## Start Information provided
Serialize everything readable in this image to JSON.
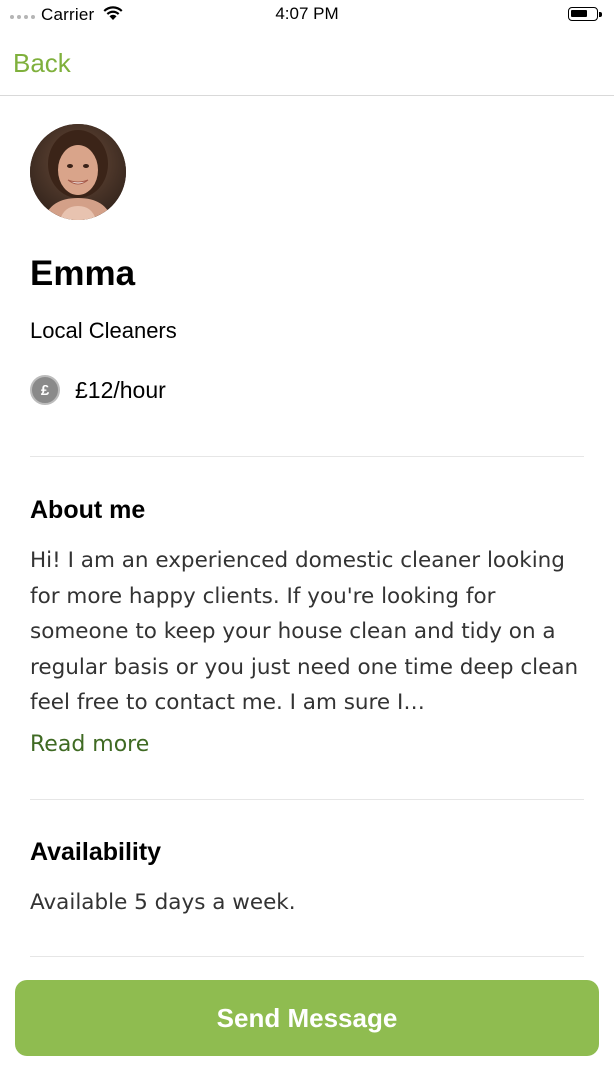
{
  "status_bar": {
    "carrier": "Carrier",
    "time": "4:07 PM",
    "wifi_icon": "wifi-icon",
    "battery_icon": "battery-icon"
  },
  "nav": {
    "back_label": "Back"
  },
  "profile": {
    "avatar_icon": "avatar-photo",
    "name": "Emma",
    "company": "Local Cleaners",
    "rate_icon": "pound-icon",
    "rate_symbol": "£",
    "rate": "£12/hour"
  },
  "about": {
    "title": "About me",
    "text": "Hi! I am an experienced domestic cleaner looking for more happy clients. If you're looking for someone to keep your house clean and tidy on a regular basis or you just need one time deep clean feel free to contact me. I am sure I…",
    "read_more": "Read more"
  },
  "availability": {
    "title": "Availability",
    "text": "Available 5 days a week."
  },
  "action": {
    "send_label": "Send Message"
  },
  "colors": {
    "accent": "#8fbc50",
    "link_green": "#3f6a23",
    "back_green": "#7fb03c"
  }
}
## End Information provided
## Start Information provided
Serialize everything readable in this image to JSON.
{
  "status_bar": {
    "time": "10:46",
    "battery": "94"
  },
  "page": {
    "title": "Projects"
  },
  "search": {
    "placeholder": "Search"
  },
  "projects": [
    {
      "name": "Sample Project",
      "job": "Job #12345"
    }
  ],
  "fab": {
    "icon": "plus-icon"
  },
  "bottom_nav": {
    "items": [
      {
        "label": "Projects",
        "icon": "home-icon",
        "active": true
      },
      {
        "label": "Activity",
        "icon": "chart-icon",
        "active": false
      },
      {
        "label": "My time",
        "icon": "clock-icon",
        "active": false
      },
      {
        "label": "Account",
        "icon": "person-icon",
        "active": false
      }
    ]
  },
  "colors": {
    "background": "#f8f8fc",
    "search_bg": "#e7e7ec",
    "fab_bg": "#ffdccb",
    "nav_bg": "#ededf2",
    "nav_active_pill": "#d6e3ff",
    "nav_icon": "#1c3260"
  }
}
## End Information provided
Tally how many lines of the material contain the word "text". The answer must be the number and nothing else.

2